**Exercise:**
Pull out every line from the listing that has the word "text".

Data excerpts
____________

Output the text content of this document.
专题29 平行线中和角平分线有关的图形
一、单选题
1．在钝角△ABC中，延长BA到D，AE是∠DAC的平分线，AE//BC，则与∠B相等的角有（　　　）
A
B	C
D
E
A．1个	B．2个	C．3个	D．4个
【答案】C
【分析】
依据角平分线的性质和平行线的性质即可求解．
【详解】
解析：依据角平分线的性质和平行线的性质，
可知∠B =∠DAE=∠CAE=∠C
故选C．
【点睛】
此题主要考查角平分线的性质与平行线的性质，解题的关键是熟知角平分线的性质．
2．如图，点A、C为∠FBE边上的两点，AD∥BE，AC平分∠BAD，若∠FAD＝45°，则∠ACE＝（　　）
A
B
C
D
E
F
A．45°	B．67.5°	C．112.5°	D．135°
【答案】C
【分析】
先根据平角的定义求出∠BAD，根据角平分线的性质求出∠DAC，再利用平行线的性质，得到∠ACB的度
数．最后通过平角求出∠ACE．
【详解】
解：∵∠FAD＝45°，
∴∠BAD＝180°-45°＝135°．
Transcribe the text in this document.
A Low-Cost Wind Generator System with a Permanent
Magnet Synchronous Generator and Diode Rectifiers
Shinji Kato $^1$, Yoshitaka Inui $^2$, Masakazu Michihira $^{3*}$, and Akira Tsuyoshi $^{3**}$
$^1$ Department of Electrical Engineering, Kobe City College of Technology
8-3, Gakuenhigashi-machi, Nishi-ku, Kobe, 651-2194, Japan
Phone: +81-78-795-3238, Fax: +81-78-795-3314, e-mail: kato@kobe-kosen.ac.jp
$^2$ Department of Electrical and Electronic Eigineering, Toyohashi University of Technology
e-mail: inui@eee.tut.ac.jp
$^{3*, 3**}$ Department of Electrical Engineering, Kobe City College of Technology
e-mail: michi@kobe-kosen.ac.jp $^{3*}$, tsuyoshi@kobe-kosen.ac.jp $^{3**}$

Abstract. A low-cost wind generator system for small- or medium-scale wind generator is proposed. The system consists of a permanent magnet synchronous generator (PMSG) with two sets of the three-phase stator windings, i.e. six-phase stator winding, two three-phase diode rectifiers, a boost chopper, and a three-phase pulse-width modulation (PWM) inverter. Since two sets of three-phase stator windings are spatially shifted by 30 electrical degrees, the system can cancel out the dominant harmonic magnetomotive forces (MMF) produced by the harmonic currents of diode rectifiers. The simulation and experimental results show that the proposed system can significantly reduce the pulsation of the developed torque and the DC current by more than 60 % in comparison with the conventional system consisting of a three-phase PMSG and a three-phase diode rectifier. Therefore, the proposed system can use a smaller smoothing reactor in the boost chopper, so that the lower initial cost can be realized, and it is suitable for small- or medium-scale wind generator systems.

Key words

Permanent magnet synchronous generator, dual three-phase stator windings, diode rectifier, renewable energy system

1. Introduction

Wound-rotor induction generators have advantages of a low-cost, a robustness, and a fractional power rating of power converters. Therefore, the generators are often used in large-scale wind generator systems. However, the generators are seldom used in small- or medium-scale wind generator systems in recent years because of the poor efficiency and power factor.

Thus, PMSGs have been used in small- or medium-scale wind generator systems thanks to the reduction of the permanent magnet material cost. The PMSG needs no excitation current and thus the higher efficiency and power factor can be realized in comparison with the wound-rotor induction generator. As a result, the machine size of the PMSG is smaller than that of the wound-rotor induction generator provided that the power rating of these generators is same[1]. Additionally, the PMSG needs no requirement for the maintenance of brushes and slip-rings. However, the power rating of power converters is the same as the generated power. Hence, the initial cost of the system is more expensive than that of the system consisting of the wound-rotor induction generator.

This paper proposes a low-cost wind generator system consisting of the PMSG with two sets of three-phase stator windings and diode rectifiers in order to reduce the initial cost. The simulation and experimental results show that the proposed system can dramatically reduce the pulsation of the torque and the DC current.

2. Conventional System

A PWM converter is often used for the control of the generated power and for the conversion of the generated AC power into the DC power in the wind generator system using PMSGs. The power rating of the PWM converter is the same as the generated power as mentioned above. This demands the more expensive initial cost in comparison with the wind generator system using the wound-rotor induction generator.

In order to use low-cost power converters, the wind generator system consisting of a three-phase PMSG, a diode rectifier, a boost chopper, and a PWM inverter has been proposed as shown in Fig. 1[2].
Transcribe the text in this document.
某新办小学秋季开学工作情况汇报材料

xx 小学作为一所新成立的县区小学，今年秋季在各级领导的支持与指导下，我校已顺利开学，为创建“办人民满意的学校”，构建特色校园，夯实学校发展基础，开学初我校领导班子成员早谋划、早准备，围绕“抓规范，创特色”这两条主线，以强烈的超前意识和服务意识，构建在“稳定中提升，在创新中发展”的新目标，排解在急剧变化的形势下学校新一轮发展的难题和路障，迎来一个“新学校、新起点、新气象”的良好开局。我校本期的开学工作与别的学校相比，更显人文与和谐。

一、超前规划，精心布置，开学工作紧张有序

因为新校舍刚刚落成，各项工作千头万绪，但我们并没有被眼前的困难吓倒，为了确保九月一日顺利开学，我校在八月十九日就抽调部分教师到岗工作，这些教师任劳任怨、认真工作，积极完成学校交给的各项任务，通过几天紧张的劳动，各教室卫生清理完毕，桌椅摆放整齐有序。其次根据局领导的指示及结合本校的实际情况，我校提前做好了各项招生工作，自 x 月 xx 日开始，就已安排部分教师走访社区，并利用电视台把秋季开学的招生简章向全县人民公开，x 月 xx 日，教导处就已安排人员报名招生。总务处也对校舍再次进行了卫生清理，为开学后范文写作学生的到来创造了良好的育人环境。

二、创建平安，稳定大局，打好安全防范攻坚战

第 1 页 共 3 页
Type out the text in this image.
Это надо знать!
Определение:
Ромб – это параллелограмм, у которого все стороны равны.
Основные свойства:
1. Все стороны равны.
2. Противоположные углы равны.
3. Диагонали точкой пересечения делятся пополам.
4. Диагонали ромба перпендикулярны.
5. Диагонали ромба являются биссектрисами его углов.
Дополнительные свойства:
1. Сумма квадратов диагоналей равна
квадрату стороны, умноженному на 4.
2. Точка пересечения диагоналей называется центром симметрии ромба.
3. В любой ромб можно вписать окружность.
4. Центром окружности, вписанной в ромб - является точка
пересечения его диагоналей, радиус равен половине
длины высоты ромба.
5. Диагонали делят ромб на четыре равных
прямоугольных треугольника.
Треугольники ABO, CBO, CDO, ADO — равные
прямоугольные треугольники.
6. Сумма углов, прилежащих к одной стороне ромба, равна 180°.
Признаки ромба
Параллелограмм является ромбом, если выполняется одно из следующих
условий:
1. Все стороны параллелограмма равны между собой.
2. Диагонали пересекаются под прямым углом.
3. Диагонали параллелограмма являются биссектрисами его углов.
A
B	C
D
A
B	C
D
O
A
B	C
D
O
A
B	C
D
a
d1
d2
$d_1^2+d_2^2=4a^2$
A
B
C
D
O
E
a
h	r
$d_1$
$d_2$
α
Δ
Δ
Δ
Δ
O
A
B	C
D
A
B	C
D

____________

**Worked answer:**
Output the text content of this document.
Transcribe the text in this document.
Transcribe the text in this document.
Type out the text in this image.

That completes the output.